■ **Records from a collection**
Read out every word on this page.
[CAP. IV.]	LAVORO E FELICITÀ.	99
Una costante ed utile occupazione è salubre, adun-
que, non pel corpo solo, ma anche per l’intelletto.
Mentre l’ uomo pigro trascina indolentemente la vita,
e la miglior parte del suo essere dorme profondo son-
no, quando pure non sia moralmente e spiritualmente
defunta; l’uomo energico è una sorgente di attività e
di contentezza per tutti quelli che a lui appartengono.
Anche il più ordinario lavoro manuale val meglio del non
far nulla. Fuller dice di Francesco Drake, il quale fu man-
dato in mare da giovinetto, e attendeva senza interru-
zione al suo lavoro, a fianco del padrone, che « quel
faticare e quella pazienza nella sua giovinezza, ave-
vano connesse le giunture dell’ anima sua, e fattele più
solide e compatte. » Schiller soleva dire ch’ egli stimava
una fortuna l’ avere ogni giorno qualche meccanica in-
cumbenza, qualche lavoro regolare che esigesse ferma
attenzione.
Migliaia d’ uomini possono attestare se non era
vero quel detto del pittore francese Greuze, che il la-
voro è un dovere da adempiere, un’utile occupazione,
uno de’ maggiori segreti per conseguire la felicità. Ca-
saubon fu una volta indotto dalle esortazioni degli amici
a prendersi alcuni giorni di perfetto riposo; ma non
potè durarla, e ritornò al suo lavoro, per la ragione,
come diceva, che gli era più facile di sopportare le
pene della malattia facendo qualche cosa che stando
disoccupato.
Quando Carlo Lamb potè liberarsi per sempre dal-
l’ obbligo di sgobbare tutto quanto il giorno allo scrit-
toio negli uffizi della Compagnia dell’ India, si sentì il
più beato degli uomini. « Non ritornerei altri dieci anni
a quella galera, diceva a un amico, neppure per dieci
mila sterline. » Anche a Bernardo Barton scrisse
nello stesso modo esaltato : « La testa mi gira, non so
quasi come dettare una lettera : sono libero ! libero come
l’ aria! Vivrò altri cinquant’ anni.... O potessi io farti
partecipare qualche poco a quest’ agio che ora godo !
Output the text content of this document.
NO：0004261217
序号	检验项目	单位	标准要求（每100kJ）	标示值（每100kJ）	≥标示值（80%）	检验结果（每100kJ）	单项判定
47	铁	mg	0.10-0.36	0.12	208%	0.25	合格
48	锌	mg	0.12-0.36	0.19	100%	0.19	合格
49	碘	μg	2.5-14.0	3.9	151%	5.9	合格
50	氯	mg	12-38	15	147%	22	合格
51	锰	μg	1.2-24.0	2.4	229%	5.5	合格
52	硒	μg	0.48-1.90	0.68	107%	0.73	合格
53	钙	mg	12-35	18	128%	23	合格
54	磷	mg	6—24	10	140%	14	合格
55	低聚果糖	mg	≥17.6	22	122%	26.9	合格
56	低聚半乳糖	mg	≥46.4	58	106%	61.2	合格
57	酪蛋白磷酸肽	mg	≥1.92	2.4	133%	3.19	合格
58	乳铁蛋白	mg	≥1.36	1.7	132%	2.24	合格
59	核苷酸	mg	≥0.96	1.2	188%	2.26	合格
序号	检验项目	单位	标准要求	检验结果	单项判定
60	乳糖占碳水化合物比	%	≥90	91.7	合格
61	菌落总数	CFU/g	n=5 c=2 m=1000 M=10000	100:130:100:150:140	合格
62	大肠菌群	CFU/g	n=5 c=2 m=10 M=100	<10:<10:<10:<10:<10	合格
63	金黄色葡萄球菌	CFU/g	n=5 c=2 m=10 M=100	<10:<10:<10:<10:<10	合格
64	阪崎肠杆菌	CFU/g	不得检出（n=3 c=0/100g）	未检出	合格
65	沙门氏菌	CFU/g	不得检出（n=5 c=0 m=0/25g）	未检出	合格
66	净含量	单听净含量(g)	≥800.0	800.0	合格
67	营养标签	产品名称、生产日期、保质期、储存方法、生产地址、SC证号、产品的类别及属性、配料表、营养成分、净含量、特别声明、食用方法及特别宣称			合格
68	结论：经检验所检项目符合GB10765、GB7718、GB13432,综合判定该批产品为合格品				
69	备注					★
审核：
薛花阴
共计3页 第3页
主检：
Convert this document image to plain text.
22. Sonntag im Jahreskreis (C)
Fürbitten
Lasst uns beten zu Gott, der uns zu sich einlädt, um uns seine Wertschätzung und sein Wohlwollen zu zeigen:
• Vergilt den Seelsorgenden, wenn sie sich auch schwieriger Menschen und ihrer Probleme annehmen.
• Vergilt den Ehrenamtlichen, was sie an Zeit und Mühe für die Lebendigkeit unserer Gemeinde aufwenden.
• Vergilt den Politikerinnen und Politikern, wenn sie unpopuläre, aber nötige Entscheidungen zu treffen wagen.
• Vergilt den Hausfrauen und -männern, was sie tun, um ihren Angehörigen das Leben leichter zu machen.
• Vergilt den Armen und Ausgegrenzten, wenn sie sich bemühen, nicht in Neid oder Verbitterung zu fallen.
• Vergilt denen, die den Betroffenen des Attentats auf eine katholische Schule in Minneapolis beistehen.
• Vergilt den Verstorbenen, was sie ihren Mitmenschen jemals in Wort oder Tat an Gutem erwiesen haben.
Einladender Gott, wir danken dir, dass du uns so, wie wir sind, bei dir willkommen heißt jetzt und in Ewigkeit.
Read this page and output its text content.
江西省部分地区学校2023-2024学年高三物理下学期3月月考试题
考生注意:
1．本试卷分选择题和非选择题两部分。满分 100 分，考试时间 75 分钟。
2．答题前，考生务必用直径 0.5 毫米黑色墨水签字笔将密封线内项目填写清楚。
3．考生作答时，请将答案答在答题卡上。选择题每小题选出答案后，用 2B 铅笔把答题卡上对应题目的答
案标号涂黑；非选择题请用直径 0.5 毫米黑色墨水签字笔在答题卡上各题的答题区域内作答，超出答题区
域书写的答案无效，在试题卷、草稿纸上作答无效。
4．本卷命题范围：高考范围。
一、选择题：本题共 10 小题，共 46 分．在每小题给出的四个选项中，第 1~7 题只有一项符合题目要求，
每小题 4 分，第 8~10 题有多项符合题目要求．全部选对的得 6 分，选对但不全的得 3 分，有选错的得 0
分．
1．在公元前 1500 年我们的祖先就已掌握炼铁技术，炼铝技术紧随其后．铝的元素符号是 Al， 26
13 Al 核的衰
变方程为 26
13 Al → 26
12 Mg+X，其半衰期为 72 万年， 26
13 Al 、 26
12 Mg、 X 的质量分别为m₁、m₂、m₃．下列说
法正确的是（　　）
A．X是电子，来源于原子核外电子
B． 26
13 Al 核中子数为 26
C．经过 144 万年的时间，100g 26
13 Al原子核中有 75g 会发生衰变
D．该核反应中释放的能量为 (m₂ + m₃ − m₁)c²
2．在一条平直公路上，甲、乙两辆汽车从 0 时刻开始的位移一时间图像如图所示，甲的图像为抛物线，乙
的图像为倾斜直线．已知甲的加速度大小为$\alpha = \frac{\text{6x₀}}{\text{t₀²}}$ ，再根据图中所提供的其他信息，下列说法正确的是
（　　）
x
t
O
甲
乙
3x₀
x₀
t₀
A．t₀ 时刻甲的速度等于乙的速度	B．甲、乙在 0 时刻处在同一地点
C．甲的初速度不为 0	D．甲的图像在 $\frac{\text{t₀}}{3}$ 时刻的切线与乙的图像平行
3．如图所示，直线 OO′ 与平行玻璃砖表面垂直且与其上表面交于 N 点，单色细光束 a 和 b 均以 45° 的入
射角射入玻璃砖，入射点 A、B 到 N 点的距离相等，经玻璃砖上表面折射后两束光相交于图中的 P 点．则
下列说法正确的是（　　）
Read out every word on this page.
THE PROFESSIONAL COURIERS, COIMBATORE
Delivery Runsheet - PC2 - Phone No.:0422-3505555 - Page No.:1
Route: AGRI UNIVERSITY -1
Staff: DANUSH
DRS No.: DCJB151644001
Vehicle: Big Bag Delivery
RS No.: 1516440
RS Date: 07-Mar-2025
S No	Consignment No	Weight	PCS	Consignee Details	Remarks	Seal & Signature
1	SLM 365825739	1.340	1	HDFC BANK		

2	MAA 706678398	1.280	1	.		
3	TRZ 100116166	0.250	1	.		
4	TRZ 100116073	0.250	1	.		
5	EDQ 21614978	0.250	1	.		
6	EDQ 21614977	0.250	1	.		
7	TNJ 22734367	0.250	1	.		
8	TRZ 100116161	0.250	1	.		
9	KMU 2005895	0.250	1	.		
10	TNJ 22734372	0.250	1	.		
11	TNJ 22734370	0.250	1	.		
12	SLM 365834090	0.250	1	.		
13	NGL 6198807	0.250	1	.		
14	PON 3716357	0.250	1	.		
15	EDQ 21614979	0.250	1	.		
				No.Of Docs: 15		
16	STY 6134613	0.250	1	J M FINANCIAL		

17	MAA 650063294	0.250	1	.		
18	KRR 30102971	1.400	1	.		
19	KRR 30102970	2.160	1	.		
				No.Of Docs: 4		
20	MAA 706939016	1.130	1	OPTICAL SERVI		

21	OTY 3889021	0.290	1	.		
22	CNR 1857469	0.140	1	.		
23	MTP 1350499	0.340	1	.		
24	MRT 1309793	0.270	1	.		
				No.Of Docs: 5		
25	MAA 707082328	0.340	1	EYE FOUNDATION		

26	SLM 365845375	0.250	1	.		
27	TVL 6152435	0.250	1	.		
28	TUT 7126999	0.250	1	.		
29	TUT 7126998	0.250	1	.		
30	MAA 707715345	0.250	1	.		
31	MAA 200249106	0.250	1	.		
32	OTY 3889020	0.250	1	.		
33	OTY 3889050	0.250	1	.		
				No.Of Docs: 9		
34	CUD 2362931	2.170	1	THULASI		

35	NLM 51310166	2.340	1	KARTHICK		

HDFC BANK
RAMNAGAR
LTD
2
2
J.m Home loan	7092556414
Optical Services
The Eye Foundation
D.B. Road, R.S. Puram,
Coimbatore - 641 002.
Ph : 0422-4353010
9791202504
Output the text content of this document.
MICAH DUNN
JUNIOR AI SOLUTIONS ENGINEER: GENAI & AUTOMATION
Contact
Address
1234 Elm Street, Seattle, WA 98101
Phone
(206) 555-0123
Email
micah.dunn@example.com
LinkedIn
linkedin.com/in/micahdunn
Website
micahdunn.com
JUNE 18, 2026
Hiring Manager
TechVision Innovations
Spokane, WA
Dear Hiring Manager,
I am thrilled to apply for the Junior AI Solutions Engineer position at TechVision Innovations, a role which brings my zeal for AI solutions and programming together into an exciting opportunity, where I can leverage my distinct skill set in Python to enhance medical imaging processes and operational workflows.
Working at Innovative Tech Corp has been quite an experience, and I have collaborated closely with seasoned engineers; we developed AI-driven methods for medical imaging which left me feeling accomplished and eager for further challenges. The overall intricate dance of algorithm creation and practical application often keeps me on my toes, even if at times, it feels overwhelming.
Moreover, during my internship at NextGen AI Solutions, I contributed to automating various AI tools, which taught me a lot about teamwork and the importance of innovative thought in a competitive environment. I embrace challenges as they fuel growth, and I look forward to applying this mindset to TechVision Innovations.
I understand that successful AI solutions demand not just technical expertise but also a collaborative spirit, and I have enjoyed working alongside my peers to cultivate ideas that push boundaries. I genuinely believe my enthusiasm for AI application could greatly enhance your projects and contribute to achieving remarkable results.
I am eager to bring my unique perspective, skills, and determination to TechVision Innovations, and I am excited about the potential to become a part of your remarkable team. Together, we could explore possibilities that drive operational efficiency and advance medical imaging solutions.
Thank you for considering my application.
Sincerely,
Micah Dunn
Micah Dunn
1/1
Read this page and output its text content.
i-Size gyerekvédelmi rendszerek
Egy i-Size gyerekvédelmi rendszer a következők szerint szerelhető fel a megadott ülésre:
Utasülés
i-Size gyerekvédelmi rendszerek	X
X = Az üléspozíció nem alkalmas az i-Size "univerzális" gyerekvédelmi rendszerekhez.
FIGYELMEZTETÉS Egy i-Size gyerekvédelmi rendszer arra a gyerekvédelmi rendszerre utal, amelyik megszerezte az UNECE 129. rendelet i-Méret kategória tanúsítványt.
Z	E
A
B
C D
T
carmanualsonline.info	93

■ **What you need to do**
Select, from the listing, all lines that include the word "enhance".

■ **Result**
I am thrilled to apply for the Junior AI Solutions Engineer position at TechVision Innovations, a role which brings my zeal for AI solutions and programming together into an exciting opportunity, where I can leverage my distinct skill set in Python to enhance medical imaging processes and operational workflows.
I understand that successful AI solutions demand not just technical expertise but also a collaborative spirit, and I have enjoyed working alongside my peers to cultivate ideas that push boundaries. I genuinely believe my enthusiasm for AI application could greatly enhance your projects and contribute to achieving remarkable results.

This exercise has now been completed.